Given data.
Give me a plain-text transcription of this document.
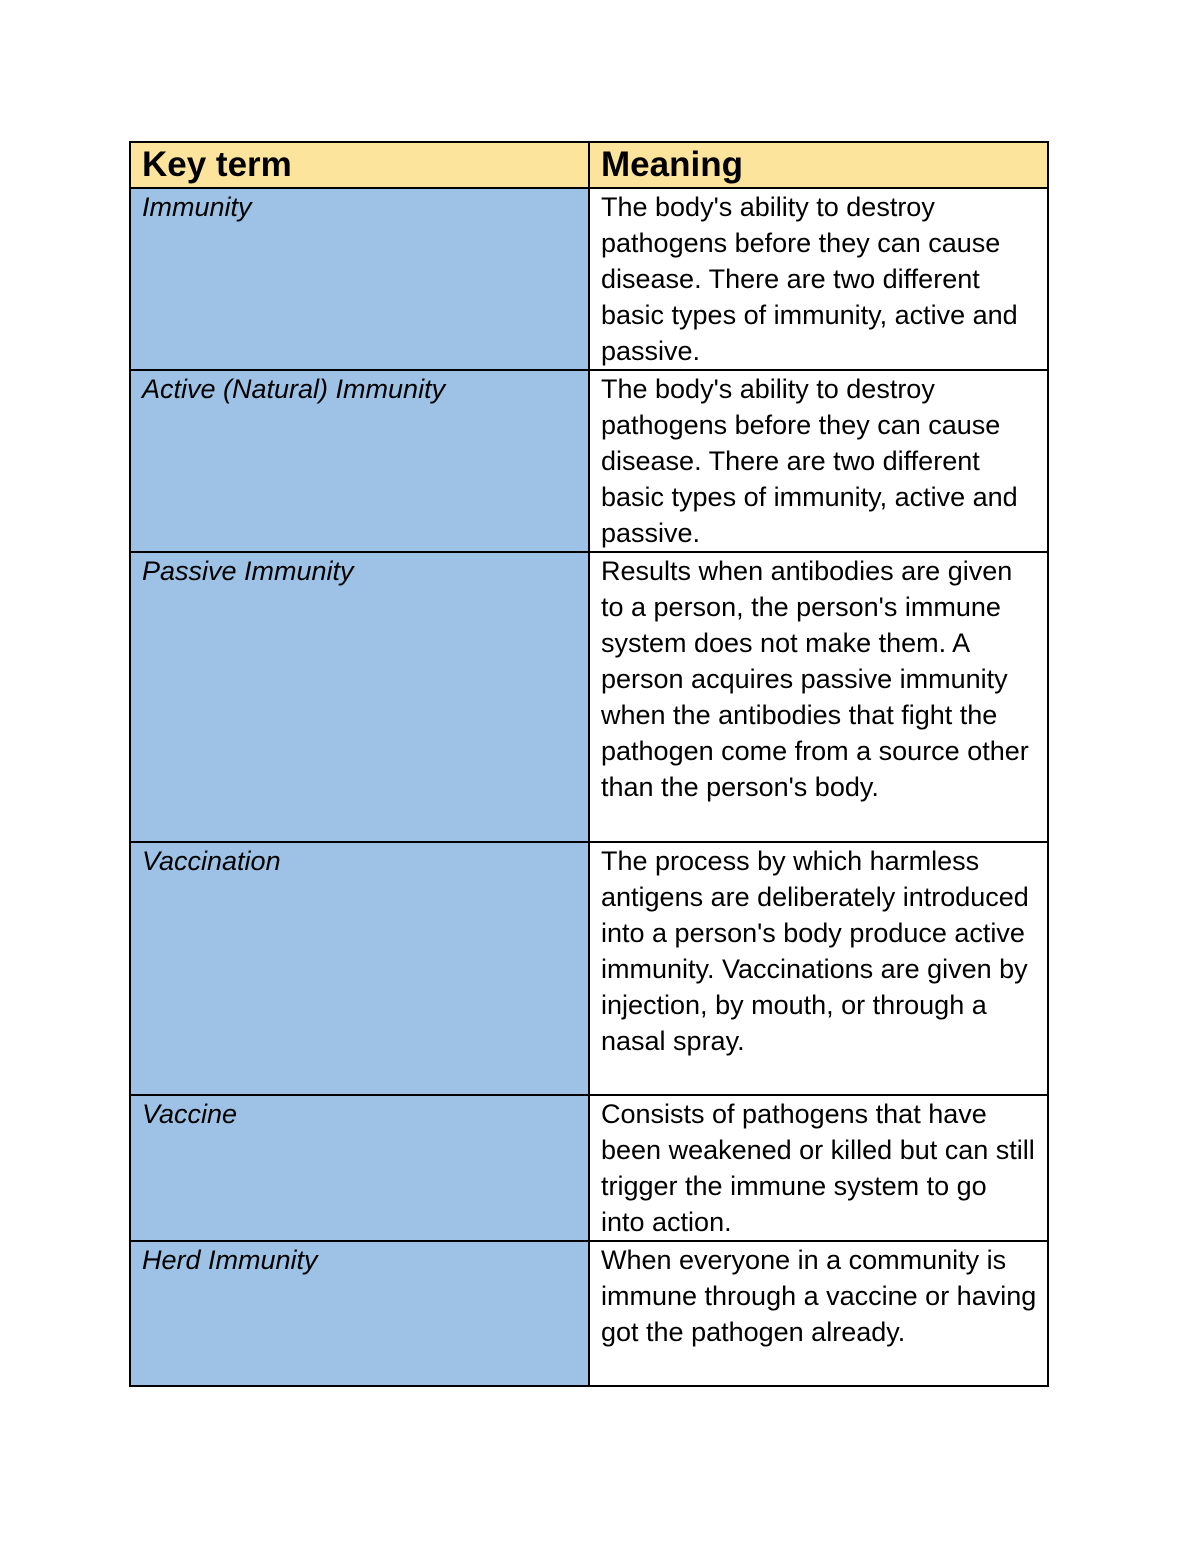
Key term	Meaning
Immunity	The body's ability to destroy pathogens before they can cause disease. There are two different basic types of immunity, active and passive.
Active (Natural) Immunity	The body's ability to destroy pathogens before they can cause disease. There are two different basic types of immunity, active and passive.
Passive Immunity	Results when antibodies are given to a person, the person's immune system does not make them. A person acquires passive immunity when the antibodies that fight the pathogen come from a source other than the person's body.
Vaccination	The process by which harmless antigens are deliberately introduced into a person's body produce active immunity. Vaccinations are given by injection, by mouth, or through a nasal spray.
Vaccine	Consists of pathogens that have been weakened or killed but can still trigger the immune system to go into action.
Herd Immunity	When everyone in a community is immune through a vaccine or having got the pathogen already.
---
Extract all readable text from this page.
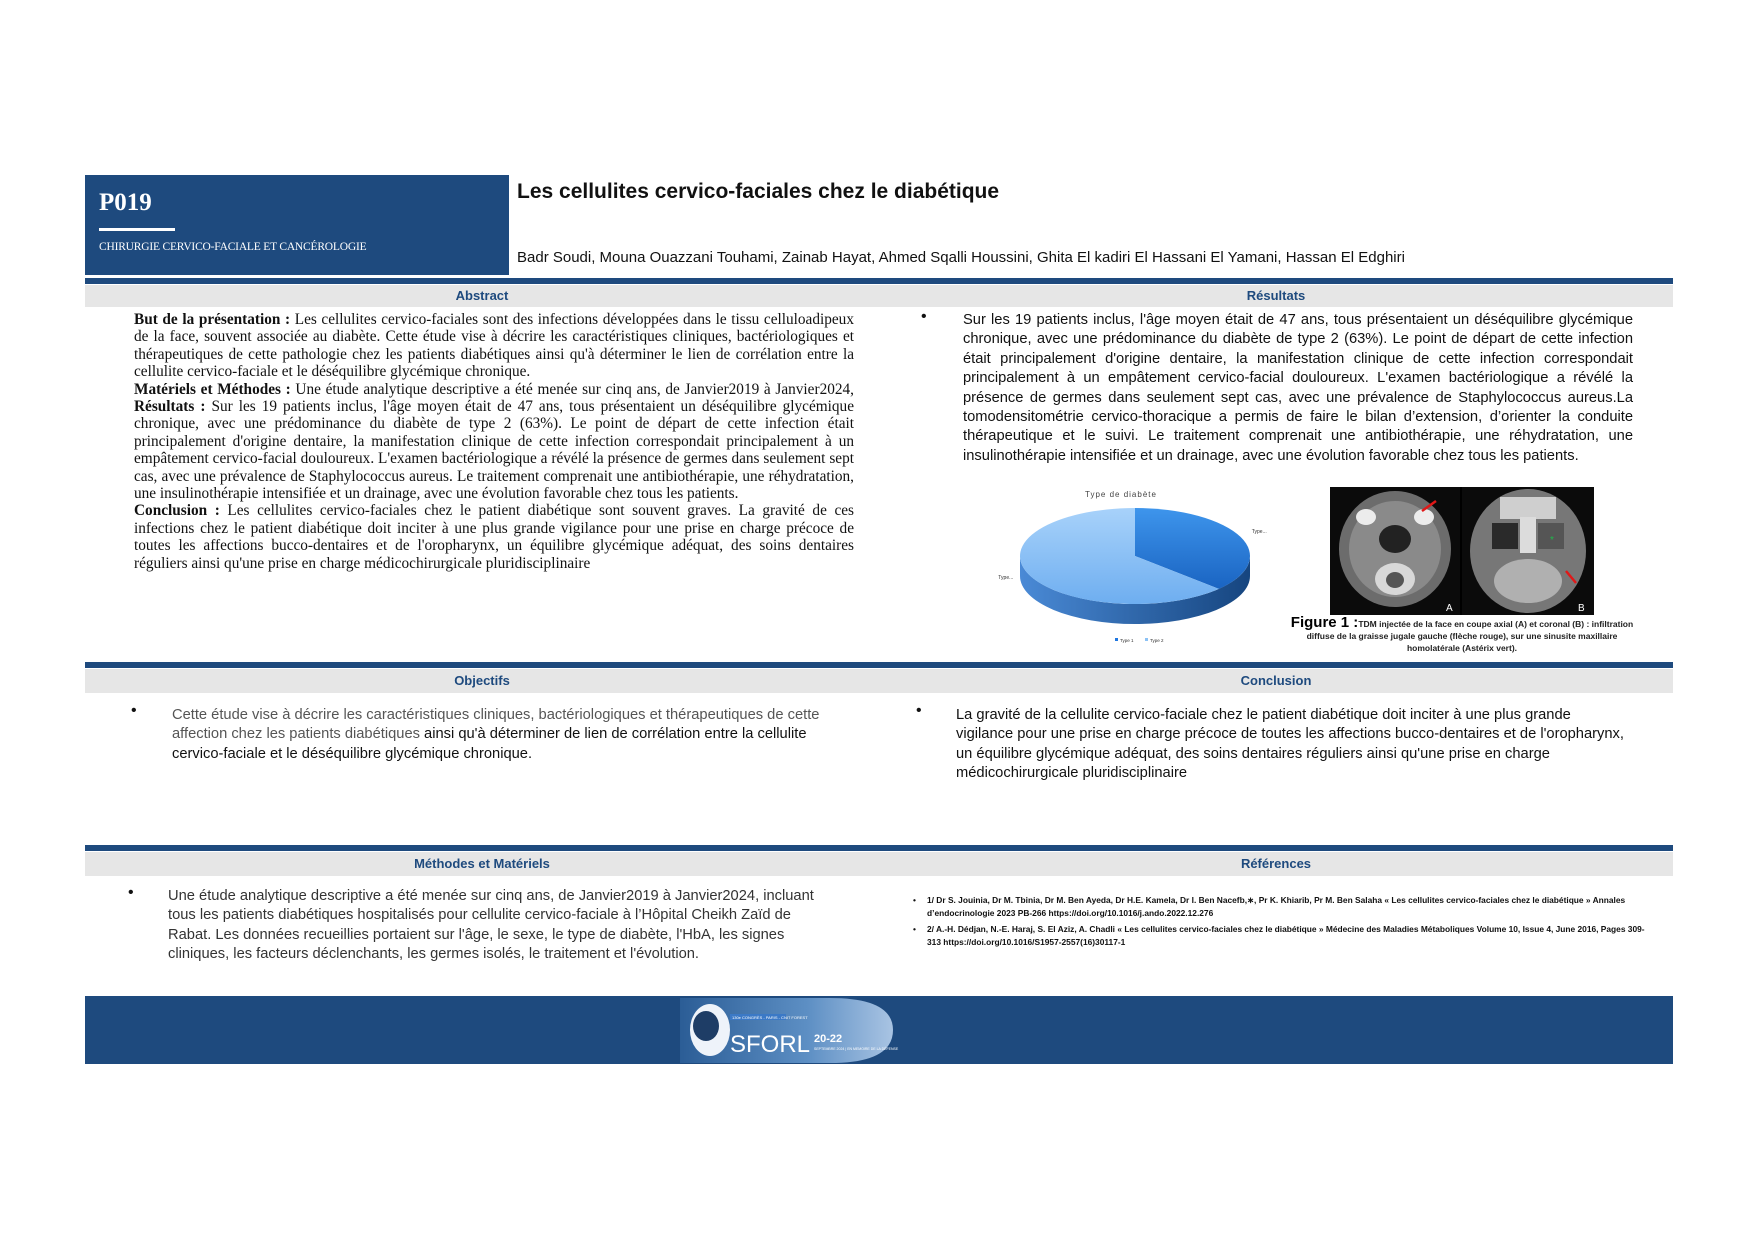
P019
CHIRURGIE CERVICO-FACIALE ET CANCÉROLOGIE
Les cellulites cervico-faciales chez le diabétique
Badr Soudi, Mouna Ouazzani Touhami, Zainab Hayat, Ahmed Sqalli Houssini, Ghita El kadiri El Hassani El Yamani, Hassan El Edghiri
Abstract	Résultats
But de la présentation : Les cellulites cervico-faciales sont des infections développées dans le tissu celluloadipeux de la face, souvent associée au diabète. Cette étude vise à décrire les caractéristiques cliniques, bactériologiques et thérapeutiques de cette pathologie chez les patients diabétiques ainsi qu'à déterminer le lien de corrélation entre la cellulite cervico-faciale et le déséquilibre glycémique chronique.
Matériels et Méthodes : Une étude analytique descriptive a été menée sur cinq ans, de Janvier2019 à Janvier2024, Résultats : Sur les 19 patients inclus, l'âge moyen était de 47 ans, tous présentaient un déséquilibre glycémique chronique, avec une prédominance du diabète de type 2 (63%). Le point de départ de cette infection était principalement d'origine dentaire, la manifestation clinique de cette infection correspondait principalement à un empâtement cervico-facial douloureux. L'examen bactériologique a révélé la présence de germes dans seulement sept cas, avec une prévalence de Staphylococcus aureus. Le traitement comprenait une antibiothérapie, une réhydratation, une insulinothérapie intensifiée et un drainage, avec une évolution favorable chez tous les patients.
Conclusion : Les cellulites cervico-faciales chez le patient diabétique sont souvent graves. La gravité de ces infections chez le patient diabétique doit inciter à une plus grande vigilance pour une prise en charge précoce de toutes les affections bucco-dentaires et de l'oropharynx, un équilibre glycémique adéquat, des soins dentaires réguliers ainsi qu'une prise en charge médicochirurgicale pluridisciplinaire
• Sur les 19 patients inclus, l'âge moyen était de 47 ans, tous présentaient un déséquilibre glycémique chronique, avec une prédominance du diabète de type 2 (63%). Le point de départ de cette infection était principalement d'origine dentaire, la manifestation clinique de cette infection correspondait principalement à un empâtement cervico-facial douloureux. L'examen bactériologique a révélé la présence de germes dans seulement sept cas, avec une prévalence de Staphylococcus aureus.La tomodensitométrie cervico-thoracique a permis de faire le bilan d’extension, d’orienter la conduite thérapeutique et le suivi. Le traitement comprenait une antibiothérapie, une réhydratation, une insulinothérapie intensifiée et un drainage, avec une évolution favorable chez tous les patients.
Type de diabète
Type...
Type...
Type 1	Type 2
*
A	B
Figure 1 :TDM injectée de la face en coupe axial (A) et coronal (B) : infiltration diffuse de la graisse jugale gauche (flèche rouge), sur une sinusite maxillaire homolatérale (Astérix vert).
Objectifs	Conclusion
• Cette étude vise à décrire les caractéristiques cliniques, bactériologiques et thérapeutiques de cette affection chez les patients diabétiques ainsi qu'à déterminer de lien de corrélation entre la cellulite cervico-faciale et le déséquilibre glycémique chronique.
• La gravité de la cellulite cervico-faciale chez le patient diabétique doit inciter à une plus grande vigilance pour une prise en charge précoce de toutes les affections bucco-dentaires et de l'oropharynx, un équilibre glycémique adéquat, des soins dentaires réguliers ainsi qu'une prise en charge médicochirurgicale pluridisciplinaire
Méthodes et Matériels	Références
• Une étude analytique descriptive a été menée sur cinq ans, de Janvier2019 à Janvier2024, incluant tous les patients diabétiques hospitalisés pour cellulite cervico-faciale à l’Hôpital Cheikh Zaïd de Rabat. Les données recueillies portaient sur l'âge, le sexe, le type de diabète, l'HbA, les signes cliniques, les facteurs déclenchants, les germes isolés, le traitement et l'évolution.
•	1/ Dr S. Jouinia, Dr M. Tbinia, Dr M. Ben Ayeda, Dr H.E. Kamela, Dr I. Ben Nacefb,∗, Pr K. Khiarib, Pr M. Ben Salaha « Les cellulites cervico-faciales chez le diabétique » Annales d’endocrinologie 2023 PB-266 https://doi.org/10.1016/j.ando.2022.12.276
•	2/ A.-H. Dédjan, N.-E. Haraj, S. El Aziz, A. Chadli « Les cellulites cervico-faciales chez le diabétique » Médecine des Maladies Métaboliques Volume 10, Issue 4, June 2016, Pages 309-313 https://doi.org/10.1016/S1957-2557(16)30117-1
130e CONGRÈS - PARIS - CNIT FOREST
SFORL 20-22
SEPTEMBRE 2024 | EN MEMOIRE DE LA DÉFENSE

Problem description.
Please give only the count of lines above containing "into".

Solved problem.
2